— Your goal —
Reproduce all of the data that follows, character for character.

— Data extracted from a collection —
'''
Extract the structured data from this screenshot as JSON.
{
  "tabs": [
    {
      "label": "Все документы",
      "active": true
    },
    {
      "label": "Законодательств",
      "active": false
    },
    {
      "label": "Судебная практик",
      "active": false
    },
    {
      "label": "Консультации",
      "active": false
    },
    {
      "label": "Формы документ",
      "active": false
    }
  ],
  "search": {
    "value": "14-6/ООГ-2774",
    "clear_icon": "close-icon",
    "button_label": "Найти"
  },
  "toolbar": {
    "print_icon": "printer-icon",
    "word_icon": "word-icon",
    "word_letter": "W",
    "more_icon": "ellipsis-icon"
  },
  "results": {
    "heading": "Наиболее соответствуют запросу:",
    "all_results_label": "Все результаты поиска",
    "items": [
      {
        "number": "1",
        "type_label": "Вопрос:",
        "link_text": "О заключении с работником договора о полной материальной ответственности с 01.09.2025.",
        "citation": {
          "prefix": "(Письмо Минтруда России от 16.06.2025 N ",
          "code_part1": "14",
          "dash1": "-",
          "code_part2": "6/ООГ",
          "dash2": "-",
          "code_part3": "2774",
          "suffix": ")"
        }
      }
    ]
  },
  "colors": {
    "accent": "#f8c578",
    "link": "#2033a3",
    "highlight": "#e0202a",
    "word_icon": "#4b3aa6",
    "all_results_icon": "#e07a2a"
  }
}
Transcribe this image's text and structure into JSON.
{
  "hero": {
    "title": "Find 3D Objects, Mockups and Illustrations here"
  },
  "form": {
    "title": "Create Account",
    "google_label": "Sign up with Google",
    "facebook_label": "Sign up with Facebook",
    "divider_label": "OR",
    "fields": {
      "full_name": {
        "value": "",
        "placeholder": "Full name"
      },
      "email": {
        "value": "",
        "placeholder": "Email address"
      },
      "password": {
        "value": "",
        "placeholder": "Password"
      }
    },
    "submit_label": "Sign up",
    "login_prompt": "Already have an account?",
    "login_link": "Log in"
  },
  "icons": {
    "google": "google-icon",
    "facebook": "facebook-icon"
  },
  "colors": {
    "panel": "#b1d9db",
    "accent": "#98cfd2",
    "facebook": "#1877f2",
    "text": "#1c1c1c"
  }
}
'''
— Exercise result —
Extract the structured data from this screenshot as JSON.
{
  "tabs": [
    {
      "label": "Все документы",
      "active": true
    },
    {
      "label": "Законодательств",
      "active": false
    },
    {
      "label": "Судебная практик",
      "active": false
    },
    {
      "label": "Консультации",
      "active": false
    },
    {
      "label": "Формы документ",
      "active": false
    }
  ],
  "search": {
    "value": "14-6/ООГ-2774",
    "clear_icon": "close-icon",
    "button_label": "Найти"
  },
  "toolbar": {
    "print_icon": "printer-icon",
    "word_icon": "word-icon",
    "word_letter": "W",
    "more_icon": "ellipsis-icon"
  },
  "results": {
    "heading": "Наиболее соответствуют запросу:",
    "all_results_label": "Все результаты поиска",
    "items": [
      {
        "number": "1",
        "type_label": "Вопрос:",
        "link_text": "О заключении с работником договора о полной материальной ответственности с 01.09.2025.",
        "citation": {
          "prefix": "(Письмо Минтруда России от 16.06.2025 N ",
          "code_part1": "14",
          "dash1": "-",
          "code_part2": "6/ООГ",
          "dash2": "-",
          "code_part3": "2774",
          "suffix": ")"
        }
      }
    ]
  },
  "colors": {
    "accent": "#f8c578",
    "link": "#2033a3",
    "highlight": "#e0202a",
    "word_icon": "#4b3aa6",
    "all_results_icon": "#e07a2a"
  }
}
Transcribe this image's text and structure into JSON.
{
  "hero": {
    "title": "Find 3D Objects, Mockups and Illustrations here"
  },
  "form": {
    "title": "Create Account",
    "google_label": "Sign up with Google",
    "facebook_label": "Sign up with Facebook",
    "divider_label": "OR",
    "fields": {
      "full_name": {
        "value": "",
        "placeholder": "Full name"
      },
      "email": {
        "value": "",
        "placeholder": "Email address"
      },
      "password": {
        "value": "",
        "placeholder": "Password"
      }
    },
    "submit_label": "Sign up",
    "login_prompt": "Already have an account?",
    "login_link": "Log in"
  },
  "icons": {
    "google": "google-icon",
    "facebook": "facebook-icon"
  },
  "colors": {
    "panel": "#b1d9db",
    "accent": "#98cfd2",
    "facebook": "#1877f2",
    "text": "#1c1c1c"
  }
}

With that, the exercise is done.